:: Description of the task ::
Draw out every line with the word "Κακάου" from the listing below.

:: Records shown ::
________________________________________

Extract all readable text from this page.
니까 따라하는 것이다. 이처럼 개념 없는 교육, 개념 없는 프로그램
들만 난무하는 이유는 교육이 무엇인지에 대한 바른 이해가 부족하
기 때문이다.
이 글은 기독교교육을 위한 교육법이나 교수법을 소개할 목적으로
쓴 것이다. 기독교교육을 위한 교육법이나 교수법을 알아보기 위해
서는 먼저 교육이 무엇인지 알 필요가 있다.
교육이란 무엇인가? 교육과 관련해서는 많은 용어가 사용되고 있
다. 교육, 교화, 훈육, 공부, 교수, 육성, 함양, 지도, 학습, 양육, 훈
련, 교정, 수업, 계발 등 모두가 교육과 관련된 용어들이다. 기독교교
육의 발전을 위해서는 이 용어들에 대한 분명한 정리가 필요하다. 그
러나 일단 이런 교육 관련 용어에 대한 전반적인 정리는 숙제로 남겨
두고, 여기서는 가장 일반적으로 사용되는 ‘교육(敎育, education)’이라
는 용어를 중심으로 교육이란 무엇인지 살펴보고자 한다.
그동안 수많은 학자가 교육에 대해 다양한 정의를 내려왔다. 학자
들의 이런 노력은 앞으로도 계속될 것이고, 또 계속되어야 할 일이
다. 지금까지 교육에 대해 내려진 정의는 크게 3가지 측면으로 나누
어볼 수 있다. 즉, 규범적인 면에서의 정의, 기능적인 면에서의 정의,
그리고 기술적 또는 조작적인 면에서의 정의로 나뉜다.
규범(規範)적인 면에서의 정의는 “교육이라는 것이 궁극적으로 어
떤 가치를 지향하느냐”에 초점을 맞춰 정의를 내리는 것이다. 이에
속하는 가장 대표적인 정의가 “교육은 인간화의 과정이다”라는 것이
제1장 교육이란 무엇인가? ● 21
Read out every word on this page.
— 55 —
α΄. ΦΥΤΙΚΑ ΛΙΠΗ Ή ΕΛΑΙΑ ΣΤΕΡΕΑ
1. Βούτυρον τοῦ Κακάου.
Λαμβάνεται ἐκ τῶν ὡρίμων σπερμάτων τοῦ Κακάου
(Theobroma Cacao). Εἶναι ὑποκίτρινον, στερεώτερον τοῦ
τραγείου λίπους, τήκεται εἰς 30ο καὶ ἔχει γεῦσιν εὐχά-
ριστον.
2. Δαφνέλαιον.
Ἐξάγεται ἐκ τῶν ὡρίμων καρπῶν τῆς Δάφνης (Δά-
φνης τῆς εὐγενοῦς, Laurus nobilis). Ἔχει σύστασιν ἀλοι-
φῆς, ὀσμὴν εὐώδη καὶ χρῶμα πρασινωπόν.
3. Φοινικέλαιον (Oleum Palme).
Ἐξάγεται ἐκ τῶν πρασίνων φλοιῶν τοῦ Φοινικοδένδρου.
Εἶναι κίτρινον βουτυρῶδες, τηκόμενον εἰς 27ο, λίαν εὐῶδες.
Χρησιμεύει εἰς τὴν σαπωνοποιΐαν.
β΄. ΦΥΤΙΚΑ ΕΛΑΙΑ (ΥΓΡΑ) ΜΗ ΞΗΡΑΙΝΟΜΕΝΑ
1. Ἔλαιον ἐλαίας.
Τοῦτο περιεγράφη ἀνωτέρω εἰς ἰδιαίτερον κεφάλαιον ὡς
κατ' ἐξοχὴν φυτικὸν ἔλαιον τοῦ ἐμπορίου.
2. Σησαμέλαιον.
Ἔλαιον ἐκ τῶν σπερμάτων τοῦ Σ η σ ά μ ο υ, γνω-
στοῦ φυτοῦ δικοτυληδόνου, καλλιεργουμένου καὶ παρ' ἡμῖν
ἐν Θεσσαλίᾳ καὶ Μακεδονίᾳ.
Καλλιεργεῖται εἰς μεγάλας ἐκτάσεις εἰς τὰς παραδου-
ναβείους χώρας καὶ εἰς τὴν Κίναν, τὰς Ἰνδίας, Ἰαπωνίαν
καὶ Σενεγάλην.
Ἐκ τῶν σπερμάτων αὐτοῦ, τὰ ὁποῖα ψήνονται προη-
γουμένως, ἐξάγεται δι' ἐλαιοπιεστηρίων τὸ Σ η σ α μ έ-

________________________________________

:: Full response ::
1. Βούτυρον τοῦ Κακάου.
Λαμβάνεται ἐκ τῶν ὡρίμων σπερμάτων τοῦ Κακάου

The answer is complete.